▶ **Instructions for the task**: The records below are to be returned exactly as written, minus their pictures.

▶ **Data for this task**:
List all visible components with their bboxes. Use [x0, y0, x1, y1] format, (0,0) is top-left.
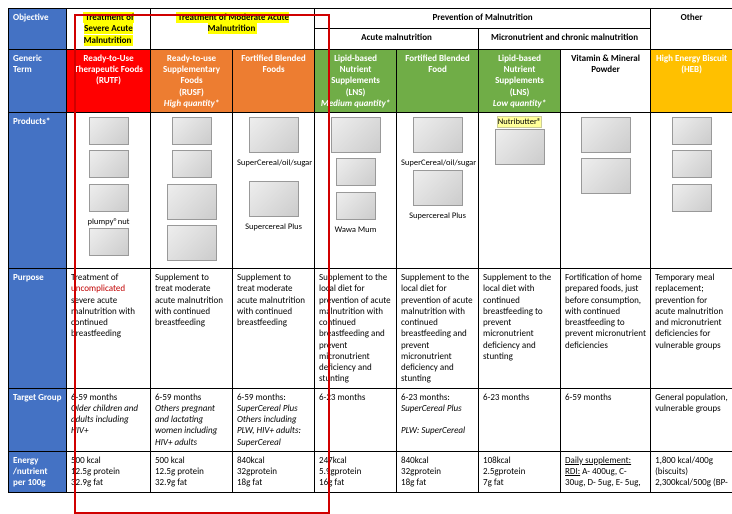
prod-rutf: plumpy®nut: [67, 113, 151, 269]
prod-fbf2: SuperCereal/oil/sugar Supercereal Plus: [397, 113, 479, 269]
product-image: [672, 184, 712, 212]
gt-vmp: Vitamin & Mineral Powder: [561, 49, 651, 112]
product-image: [89, 117, 129, 145]
target-c4: 6-23 months: [315, 388, 397, 451]
product-image: [172, 150, 212, 178]
purpose-c7: Fortification of home prepared foods, ju…: [561, 269, 651, 389]
product-image: [89, 184, 129, 212]
row-purpose: Purpose Treatment of uncomplicated sever…: [9, 269, 732, 389]
energy-c4: 247kcal 5.9gprotein 16g fat: [315, 451, 397, 492]
target-c3: 6-59 months: SuperCereal Plus Others inc…: [233, 388, 315, 451]
obj-acute: Acute malnutrition: [315, 29, 479, 49]
product-image: [413, 170, 463, 206]
purpose-c3: Supplement to treat moderate acute malnu…: [233, 269, 315, 389]
gt-rusf: Ready-to-use Supplementary Foods (RUSF) …: [151, 49, 233, 112]
prod-heb: [651, 113, 732, 269]
target-c5: 6-23 months: SuperCereal Plus PLW: Super…: [397, 388, 479, 451]
hdr-generic: Generic Term: [9, 49, 67, 112]
gt-rutf: Ready-to-Use Therapeutic Foods (RUTF): [67, 49, 151, 112]
target-c6: 6-23 months: [479, 388, 561, 451]
purpose-c8: Temporary meal replacement; prevention f…: [651, 269, 732, 389]
product-image: [581, 117, 631, 153]
product-image: [336, 192, 376, 220]
product-image: [495, 129, 545, 165]
prod-lns-med: Wawa Mum: [315, 113, 397, 269]
product-image: [672, 117, 712, 145]
energy-c3: 840kcal 32gprotein 18g fat: [233, 451, 315, 492]
prod-label: Supercereal Plus: [245, 222, 302, 232]
gt-fbf1: Fortified Blended Foods: [233, 49, 315, 112]
product-image: [581, 158, 631, 194]
purpose-c1: Treatment of uncomplicated severe acute …: [67, 269, 151, 389]
product-image: [167, 184, 217, 220]
target-c1: 6-59 months Older children and adults in…: [67, 388, 151, 451]
prod-rusf: [151, 113, 233, 269]
obj-sam: Treatment of Severe Acute Malnutrition: [67, 9, 151, 50]
row-target: Target Group 6-59 months Older children …: [9, 388, 732, 451]
energy-c1: 500 kcal 12.5g protein 32.9g fat: [67, 451, 151, 492]
prod-label: plumpy®nut: [87, 217, 129, 227]
obj-prevention: Prevention of Malnutrition: [315, 9, 651, 29]
product-image: [89, 228, 129, 256]
obj-other: Other: [651, 9, 732, 50]
hdr-target: Target Group: [9, 388, 67, 451]
target-c8: General population, vulnerable groups: [651, 388, 732, 451]
product-image: [413, 117, 463, 153]
product-image: [89, 150, 129, 178]
product-image: [172, 117, 212, 145]
product-image: [249, 117, 299, 153]
row-products: Products* plumpy®nut SuperCereal/oil/sug…: [9, 113, 732, 269]
purpose-c2: Supplement to treat moderate acute malnu…: [151, 269, 233, 389]
hdr-objective: Objective: [9, 9, 67, 50]
table-wrap: Objective Treatment of Severe Acute Maln…: [8, 8, 724, 493]
prod-label: SuperCereal/oil/sugar: [237, 158, 312, 168]
nutrition-table: Objective Treatment of Severe Acute Maln…: [8, 8, 732, 493]
row-generic: Generic Term Ready-to-Use Therapeutic Fo…: [9, 49, 732, 112]
gt-lns-med: Lipid-based Nutrient Supplements (LNS) M…: [315, 49, 397, 112]
gt-lns-low: Lipid-based Nutrient Supplements (LNS) L…: [479, 49, 561, 112]
obj-micro: Micronutrient and chronic malnutrition: [479, 29, 651, 49]
product-image: [249, 181, 299, 217]
obj-mam: Treatment of Moderate Acute Malnutrition: [151, 9, 315, 50]
gt-fbf2: Fortified Blended Food: [397, 49, 479, 112]
prod-label: Nutributter®: [497, 116, 542, 128]
target-c2: 6-59 months Others pregnant and lactatin…: [151, 388, 233, 451]
product-image: [336, 158, 376, 186]
hdr-products: Products*: [9, 113, 67, 269]
purpose-c4: Supplement to the local diet for prevent…: [315, 269, 397, 389]
gt-heb: High Energy Biscuit (HEB): [651, 49, 732, 112]
hdr-purpose: Purpose: [9, 269, 67, 389]
purpose-c6: Supplement to the local diet with contin…: [479, 269, 561, 389]
row-energy: Energy /nutrient per 100g 500 kcal 12.5g…: [9, 451, 732, 492]
energy-c7: Daily supplement: RDI: A- 400ug, C-30ug,…: [561, 451, 651, 492]
prod-label: Wawa Mum: [335, 225, 377, 235]
purpose-c5: Supplement to the local diet for prevent…: [397, 269, 479, 389]
row-objective: Objective Treatment of Severe Acute Maln…: [9, 9, 732, 29]
target-c7: 6-59 months: [561, 388, 651, 451]
energy-c5: 840kcal 32gprotein 18g fat: [397, 451, 479, 492]
energy-c2: 500 kcal 12.5g protein 32.9g fat: [151, 451, 233, 492]
product-image: [672, 150, 712, 178]
hdr-energy: Energy /nutrient per 100g: [9, 451, 67, 492]
prod-lns-low: Nutributter®: [479, 113, 561, 269]
prod-vmp: [561, 113, 651, 269]
product-image: [331, 117, 381, 153]
energy-c6: 108kcal 2.5gprotein 7g fat: [479, 451, 561, 492]
prod-fbf1: SuperCereal/oil/sugar Supercereal Plus: [233, 113, 315, 269]
prod-label: SuperCereal/oil/sugar: [401, 158, 476, 168]
energy-c8: 1,800 kcal/400g (biscuits) 2,300kcal/500…: [651, 451, 732, 492]
product-image: [167, 225, 217, 261]
prod-label: Supercereal Plus: [409, 211, 466, 221]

▶ **Response to this task**:
List all visible components with their bboxes. Use [x0, y0, x1, y1] format, (0,0) is top-left.
prod-rutf: plumpy®nut: [67, 113, 151, 269]
prod-fbf2: SuperCereal/oil/sugar Supercereal Plus: [397, 113, 479, 269]
product-image: [672, 184, 712, 212]
gt-vmp: Vitamin & Mineral Powder: [561, 49, 651, 112]
product-image: [89, 117, 129, 145]
target-c4: 6-23 months: [315, 388, 397, 451]
product-image: [172, 150, 212, 178]
purpose-c7: Fortification of home prepared foods, ju…: [561, 269, 651, 389]
product-image: [89, 184, 129, 212]
row-purpose: Purpose Treatment of uncomplicated sever…: [9, 269, 732, 389]
energy-c4: 247kcal 5.9gprotein 16g fat: [315, 451, 397, 492]
target-c3: 6-59 months: SuperCereal Plus Others inc…: [233, 388, 315, 451]
obj-acute: Acute malnutrition: [315, 29, 479, 49]
product-image: [413, 170, 463, 206]
purpose-c3: Supplement to treat moderate acute malnu…: [233, 269, 315, 389]
gt-rusf: Ready-to-use Supplementary Foods (RUSF) …: [151, 49, 233, 112]
prod-heb: [651, 113, 732, 269]
target-c5: 6-23 months: SuperCereal Plus PLW: Super…: [397, 388, 479, 451]
hdr-generic: Generic Term: [9, 49, 67, 112]
gt-rutf: Ready-to-Use Therapeutic Foods (RUTF): [67, 49, 151, 112]
target-c6: 6-23 months: [479, 388, 561, 451]
purpose-c8: Temporary meal replacement; prevention f…: [651, 269, 732, 389]
product-image: [581, 117, 631, 153]
product-image: [336, 192, 376, 220]
product-image: [495, 129, 545, 165]
prod-lns-med: Wawa Mum: [315, 113, 397, 269]
product-image: [672, 117, 712, 145]
energy-c3: 840kcal 32gprotein 18g fat: [233, 451, 315, 492]
prod-label: Supercereal Plus: [245, 222, 302, 232]
gt-fbf1: Fortified Blended Foods: [233, 49, 315, 112]
product-image: [581, 158, 631, 194]
purpose-c1: Treatment of uncomplicated severe acute …: [67, 269, 151, 389]
product-image: [167, 184, 217, 220]
target-c1: 6-59 months Older children and adults in…: [67, 388, 151, 451]
prod-rusf: [151, 113, 233, 269]
obj-sam: Treatment of Severe Acute Malnutrition: [67, 9, 151, 50]
row-target: Target Group 6-59 months Older children …: [9, 388, 732, 451]
energy-c1: 500 kcal 12.5g protein 32.9g fat: [67, 451, 151, 492]
prod-label: plumpy®nut: [87, 217, 129, 227]
obj-prevention: Prevention of Malnutrition: [315, 9, 651, 29]
product-image: [89, 228, 129, 256]
obj-other: Other: [651, 9, 732, 50]
hdr-target: Target Group: [9, 388, 67, 451]
target-c8: General population, vulnerable groups: [651, 388, 732, 451]
product-image: [413, 117, 463, 153]
product-image: [89, 150, 129, 178]
product-image: [172, 117, 212, 145]
product-image: [249, 117, 299, 153]
row-products: Products* plumpy®nut SuperCereal/oil/sug…: [9, 113, 732, 269]
purpose-c2: Supplement to treat moderate acute malnu…: [151, 269, 233, 389]
hdr-objective: Objective: [9, 9, 67, 50]
table-wrap: Objective Treatment of Severe Acute Maln…: [8, 8, 724, 493]
prod-label: SuperCereal/oil/sugar: [237, 158, 312, 168]
nutrition-table: Objective Treatment of Severe Acute Maln…: [8, 8, 732, 493]
row-generic: Generic Term Ready-to-Use Therapeutic Fo…: [9, 49, 732, 112]
gt-lns-med: Lipid-based Nutrient Supplements (LNS) M…: [315, 49, 397, 112]
gt-lns-low: Lipid-based Nutrient Supplements (LNS) L…: [479, 49, 561, 112]
obj-micro: Micronutrient and chronic malnutrition: [479, 29, 651, 49]
product-image: [249, 181, 299, 217]
obj-mam: Treatment of Moderate Acute Malnutrition: [151, 9, 315, 50]
gt-fbf2: Fortified Blended Food: [397, 49, 479, 112]
prod-label: Nutributter®: [497, 116, 542, 128]
target-c2: 6-59 months Others pregnant and lactatin…: [151, 388, 233, 451]
product-image: [336, 158, 376, 186]
hdr-products: Products*: [9, 113, 67, 269]
purpose-c4: Supplement to the local diet for prevent…: [315, 269, 397, 389]
gt-heb: High Energy Biscuit (HEB): [651, 49, 732, 112]
hdr-purpose: Purpose: [9, 269, 67, 389]
purpose-c6: Supplement to the local diet with contin…: [479, 269, 561, 389]
row-energy: Energy /nutrient per 100g 500 kcal 12.5g…: [9, 451, 732, 492]
energy-c7: Daily supplement: RDI: A- 400ug, C-30ug,…: [561, 451, 651, 492]
prod-label: Wawa Mum: [335, 225, 377, 235]
purpose-c5: Supplement to the local diet for prevent…: [397, 269, 479, 389]
row-objective: Objective Treatment of Severe Acute Maln…: [9, 9, 732, 29]
target-c7: 6-59 months: [561, 388, 651, 451]
energy-c5: 840kcal 32gprotein 18g fat: [397, 451, 479, 492]
energy-c2: 500 kcal 12.5g protein 32.9g fat: [151, 451, 233, 492]
product-image: [672, 150, 712, 178]
hdr-energy: Energy /nutrient per 100g: [9, 451, 67, 492]
prod-lns-low: Nutributter®: [479, 113, 561, 269]
prod-vmp: [561, 113, 651, 269]
product-image: [331, 117, 381, 153]
energy-c6: 108kcal 2.5gprotein 7g fat: [479, 451, 561, 492]
prod-fbf1: SuperCereal/oil/sugar Supercereal Plus: [233, 113, 315, 269]
prod-label: SuperCereal/oil/sugar: [401, 158, 476, 168]
energy-c8: 1,800 kcal/400g (biscuits) 2,300kcal/500…: [651, 451, 732, 492]
product-image: [167, 225, 217, 261]
prod-label: Supercereal Plus: [409, 211, 466, 221]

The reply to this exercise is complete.